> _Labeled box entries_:
((
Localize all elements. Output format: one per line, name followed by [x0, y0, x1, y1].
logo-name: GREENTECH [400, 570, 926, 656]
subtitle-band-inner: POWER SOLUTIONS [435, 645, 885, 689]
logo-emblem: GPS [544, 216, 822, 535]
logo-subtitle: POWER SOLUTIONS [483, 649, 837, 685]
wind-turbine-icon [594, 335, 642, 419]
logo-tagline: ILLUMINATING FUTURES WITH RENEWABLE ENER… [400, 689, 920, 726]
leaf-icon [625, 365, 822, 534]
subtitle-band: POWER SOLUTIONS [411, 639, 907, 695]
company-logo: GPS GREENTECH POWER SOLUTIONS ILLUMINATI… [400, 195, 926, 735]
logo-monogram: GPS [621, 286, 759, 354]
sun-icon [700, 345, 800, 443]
))
((
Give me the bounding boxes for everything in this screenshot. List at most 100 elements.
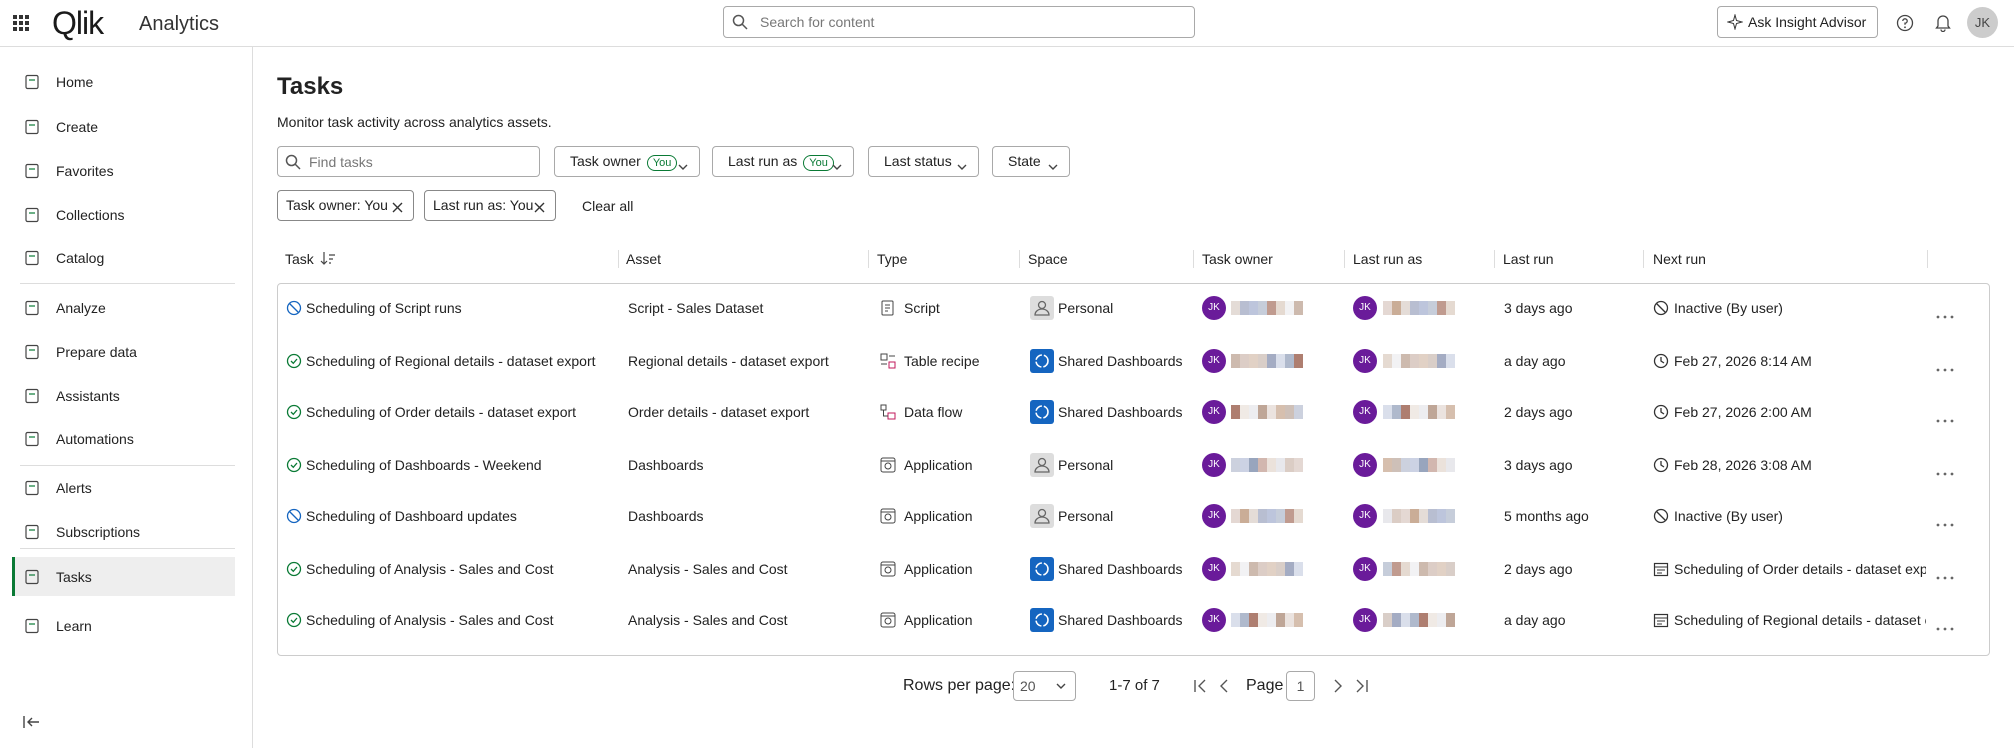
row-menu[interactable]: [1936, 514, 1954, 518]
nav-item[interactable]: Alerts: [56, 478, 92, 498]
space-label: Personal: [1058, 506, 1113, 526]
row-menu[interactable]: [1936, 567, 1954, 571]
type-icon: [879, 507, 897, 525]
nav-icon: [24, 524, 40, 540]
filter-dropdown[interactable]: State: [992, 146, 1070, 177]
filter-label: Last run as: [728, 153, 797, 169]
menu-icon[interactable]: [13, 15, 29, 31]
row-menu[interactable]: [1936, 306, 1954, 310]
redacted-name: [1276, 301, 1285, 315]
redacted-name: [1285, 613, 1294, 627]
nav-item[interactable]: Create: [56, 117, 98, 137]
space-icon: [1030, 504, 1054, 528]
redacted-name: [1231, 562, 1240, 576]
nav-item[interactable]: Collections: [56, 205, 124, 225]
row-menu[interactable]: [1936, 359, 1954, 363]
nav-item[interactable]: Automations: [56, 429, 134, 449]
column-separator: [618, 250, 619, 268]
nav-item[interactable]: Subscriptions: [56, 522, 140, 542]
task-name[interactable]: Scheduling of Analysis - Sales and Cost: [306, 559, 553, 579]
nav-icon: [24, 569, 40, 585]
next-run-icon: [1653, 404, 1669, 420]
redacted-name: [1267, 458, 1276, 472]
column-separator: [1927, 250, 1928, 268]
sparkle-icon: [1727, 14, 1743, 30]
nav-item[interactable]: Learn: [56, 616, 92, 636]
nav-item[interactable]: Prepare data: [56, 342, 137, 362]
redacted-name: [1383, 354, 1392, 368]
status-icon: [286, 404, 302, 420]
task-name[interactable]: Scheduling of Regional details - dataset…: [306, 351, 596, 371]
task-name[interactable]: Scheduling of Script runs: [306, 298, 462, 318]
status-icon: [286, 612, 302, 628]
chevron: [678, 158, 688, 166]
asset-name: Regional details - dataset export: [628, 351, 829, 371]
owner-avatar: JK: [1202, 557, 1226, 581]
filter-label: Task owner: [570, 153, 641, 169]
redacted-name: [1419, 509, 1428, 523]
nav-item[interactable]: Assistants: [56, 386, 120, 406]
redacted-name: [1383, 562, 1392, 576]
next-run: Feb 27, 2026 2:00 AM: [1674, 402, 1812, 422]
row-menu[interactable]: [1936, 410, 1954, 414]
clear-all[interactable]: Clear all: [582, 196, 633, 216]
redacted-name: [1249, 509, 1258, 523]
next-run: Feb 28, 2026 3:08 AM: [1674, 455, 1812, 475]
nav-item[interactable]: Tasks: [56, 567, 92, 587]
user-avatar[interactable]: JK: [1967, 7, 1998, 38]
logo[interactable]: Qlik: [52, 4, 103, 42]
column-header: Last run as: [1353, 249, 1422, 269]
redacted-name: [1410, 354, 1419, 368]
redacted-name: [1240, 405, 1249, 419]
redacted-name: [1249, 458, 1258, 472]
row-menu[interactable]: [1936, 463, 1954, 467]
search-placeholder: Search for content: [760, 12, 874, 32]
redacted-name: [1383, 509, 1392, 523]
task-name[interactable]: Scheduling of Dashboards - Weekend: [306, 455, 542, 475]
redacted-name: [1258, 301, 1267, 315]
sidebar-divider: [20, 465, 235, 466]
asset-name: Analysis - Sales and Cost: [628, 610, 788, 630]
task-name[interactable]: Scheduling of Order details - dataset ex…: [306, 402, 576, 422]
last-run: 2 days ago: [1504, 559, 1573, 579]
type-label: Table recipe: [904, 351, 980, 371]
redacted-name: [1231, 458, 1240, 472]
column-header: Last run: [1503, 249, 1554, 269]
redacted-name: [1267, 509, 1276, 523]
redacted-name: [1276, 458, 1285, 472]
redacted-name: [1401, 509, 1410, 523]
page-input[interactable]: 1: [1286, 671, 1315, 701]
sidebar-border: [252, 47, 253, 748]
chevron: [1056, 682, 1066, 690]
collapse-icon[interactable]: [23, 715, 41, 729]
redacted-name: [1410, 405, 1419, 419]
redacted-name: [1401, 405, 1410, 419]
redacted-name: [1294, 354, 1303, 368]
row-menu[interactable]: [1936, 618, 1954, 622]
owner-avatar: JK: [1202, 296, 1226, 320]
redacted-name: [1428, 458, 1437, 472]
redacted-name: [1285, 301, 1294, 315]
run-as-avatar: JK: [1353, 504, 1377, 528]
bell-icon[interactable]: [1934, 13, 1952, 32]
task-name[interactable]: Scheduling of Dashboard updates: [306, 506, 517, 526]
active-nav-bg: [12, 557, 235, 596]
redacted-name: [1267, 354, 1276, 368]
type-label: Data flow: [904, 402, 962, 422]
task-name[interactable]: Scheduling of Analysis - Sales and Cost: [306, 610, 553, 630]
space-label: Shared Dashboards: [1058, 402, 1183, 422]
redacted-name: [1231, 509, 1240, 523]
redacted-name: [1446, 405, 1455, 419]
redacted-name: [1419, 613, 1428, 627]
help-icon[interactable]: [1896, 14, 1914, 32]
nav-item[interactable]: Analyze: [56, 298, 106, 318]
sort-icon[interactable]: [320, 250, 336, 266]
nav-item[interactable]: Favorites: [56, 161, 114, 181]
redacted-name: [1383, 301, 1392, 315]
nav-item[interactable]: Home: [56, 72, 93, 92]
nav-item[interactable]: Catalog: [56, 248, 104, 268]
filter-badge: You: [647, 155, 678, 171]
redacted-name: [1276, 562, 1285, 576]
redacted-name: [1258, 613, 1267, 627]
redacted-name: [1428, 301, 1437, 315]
))
> _Exercise requirements_:
Rewrite the part that opens with the line containing "Localize all elements." and closes with the line containing "sun-icon [700, 345, 800, 443]", changing "POWER SOLUTIONS" to "ENERGY SYSTEMS" and leaving everything else as it is.

> _Problem solution_:
Localize all elements. Output format: one per line, name followed by [x0, y0, x1, y1].
logo-name: GREENTECH [400, 570, 926, 656]
subtitle-band-inner: ENERGY SYSTEMS [435, 645, 885, 689]
logo-emblem: GPS [544, 216, 822, 535]
logo-subtitle: ENERGY SYSTEMS [483, 649, 837, 685]
wind-turbine-icon [594, 335, 642, 419]
logo-tagline: ILLUMINATING FUTURES WITH RENEWABLE ENER… [400, 689, 920, 726]
leaf-icon [625, 365, 822, 534]
subtitle-band: ENERGY SYSTEMS [411, 639, 907, 695]
company-logo: GPS GREENTECH ENERGY SYSTEMS ILLUMINATI… [400, 195, 926, 735]
logo-monogram: GPS [621, 286, 759, 354]
sun-icon [700, 345, 800, 443]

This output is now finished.